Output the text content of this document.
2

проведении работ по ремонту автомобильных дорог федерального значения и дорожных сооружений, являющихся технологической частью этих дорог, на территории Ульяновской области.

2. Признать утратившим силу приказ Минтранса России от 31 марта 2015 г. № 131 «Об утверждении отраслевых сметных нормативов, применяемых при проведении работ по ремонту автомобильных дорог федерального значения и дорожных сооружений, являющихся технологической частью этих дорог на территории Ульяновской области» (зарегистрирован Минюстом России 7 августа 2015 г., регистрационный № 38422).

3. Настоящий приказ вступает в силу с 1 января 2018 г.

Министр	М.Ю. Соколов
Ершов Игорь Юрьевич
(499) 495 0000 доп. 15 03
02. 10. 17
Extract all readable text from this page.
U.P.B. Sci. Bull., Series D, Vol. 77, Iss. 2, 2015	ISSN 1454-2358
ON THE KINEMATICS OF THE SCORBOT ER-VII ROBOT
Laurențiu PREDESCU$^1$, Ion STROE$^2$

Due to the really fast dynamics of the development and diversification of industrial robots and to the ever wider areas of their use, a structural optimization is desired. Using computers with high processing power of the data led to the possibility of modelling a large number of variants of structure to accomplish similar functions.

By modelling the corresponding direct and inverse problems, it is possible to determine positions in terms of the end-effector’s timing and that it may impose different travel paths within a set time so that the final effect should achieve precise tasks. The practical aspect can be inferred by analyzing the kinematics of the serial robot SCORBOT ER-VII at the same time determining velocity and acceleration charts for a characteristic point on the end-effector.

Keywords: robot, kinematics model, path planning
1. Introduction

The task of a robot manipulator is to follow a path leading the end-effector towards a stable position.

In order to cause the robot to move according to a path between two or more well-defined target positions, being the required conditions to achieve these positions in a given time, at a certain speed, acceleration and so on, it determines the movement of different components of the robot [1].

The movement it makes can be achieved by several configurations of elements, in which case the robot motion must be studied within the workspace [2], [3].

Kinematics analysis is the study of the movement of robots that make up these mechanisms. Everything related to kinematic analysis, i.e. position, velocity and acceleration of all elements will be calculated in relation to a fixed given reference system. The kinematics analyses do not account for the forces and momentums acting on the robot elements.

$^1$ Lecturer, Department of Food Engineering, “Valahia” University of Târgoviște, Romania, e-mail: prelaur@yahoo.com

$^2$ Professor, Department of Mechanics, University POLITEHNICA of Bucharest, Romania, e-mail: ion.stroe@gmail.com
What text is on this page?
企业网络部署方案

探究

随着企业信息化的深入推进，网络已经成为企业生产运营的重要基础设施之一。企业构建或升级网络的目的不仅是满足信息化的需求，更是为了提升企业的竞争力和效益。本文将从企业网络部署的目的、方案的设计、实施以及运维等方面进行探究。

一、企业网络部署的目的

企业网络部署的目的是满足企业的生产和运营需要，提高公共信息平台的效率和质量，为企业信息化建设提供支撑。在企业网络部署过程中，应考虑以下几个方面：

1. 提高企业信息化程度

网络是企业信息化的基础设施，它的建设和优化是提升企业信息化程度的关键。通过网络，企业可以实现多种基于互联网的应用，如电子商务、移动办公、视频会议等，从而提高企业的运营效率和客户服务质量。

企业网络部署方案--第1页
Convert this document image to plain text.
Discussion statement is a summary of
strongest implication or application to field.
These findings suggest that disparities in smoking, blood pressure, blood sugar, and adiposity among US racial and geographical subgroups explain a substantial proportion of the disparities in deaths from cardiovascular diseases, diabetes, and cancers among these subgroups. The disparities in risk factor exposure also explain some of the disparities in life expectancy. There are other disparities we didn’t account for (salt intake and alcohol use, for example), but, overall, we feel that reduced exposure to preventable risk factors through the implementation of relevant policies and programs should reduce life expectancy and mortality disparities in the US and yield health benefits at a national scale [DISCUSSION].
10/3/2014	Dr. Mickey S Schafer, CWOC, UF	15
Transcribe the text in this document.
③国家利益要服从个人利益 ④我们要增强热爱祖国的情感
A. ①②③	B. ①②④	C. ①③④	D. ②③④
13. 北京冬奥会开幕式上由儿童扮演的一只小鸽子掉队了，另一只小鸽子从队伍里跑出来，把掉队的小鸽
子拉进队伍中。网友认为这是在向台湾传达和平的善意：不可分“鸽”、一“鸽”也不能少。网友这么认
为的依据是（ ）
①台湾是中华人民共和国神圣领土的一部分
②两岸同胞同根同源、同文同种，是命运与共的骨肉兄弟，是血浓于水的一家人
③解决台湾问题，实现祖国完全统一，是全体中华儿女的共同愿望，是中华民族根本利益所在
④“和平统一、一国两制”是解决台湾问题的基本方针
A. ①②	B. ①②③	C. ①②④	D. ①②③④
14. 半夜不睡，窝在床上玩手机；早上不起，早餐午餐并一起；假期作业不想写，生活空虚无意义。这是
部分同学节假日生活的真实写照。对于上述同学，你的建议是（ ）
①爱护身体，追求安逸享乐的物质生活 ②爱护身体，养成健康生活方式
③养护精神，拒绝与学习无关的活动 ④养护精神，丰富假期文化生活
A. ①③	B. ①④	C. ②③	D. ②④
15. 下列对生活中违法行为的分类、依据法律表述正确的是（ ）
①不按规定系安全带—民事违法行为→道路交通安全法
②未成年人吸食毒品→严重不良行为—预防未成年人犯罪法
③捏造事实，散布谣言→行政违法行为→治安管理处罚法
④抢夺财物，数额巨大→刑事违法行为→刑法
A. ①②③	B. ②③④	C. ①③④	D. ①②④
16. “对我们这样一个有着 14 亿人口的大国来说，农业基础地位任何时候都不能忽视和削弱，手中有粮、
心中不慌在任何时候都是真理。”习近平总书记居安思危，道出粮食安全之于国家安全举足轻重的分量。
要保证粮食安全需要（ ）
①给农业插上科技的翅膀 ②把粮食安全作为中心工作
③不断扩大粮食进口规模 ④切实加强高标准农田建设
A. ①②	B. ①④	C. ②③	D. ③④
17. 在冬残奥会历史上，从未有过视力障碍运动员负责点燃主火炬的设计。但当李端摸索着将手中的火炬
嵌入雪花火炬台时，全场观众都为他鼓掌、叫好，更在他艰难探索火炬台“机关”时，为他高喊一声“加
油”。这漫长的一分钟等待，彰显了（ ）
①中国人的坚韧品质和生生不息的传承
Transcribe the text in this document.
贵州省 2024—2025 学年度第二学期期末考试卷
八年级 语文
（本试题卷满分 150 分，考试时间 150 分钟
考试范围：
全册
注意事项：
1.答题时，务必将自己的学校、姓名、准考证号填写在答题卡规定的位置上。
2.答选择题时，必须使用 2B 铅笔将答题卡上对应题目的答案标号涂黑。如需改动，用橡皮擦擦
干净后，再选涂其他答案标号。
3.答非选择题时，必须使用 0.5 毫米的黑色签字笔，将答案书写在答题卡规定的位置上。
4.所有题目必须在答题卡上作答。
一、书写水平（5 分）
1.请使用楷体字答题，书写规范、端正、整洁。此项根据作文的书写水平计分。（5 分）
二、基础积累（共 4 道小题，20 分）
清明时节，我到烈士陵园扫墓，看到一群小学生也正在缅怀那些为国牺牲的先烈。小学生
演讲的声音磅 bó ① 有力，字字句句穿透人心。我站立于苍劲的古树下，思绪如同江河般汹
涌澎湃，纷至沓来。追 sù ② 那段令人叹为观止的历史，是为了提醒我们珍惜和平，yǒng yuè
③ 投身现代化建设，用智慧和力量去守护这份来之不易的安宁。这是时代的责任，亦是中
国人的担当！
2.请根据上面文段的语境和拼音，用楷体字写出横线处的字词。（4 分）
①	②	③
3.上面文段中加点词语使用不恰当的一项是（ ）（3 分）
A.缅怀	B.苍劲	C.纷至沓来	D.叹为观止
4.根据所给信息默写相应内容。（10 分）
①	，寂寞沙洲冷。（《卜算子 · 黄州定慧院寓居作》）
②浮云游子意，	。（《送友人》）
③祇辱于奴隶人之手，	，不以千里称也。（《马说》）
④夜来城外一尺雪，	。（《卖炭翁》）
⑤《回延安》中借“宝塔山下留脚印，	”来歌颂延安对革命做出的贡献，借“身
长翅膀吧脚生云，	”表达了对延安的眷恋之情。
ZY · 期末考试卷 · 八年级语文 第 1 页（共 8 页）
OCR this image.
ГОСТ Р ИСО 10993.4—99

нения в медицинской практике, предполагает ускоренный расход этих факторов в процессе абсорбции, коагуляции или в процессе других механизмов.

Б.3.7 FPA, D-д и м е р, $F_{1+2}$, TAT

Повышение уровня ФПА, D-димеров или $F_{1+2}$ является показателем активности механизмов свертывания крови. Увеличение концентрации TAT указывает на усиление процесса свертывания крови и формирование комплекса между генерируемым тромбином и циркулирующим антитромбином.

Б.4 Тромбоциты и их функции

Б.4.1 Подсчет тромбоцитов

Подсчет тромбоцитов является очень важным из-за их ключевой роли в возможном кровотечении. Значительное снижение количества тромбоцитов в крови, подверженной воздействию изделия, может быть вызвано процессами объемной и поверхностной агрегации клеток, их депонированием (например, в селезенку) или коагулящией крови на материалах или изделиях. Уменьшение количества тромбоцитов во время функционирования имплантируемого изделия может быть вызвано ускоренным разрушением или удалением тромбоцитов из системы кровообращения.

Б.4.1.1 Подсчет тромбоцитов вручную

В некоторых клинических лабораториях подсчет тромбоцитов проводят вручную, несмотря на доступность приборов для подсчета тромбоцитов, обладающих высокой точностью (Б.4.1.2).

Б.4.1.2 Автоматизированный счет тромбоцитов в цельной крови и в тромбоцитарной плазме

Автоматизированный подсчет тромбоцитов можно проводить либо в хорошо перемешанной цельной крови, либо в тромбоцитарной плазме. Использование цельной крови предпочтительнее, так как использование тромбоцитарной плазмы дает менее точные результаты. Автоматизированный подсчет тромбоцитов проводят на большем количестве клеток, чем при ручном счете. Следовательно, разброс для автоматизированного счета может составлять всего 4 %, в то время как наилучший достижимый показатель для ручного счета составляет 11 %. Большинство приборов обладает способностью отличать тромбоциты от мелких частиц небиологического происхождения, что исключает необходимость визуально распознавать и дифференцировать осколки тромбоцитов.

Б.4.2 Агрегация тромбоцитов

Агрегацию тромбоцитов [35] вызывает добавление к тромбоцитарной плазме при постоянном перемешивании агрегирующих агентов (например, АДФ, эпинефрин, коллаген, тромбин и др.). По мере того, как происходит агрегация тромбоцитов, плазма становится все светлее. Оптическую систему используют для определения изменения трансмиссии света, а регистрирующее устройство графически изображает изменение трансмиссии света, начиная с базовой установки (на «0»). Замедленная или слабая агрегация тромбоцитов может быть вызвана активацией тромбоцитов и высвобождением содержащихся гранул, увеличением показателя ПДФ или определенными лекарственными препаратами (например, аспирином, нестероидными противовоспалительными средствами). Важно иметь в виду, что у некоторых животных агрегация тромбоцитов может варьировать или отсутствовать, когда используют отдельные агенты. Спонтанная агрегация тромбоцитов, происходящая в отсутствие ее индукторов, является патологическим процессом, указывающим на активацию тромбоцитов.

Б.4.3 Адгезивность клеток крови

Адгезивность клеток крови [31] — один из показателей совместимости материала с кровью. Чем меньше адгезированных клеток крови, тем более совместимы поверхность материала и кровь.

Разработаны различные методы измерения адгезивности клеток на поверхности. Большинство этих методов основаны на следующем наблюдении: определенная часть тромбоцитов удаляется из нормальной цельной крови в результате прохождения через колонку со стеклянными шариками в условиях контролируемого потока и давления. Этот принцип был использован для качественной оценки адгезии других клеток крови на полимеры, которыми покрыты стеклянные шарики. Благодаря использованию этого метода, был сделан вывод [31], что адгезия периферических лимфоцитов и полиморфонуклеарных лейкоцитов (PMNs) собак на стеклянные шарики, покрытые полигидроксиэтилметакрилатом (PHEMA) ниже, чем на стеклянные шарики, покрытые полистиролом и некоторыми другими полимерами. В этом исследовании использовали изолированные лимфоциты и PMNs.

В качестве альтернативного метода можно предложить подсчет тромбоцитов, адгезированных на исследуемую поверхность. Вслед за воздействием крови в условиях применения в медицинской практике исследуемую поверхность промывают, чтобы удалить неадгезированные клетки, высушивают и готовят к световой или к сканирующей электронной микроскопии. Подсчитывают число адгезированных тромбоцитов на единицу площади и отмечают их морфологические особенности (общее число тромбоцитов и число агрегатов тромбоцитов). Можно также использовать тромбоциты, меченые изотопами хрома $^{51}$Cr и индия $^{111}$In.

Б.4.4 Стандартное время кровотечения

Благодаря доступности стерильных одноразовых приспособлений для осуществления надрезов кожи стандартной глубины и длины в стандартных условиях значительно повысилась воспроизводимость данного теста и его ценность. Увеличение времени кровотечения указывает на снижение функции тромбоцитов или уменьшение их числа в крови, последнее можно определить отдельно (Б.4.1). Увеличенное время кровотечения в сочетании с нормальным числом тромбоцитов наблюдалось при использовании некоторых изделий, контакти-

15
-- -- --
What to do: Scan the data for the word "вручную" and copy every line where it shows up.

Correct response:
Б.4.1.1 Подсчет тромбоцитов вручную
В некоторых клинических лабораториях подсчет тромбоцитов проводят вручную, несмотря на доступность приборов для подсчета тромбоцитов, обладающих высокой точностью (Б.4.1.2).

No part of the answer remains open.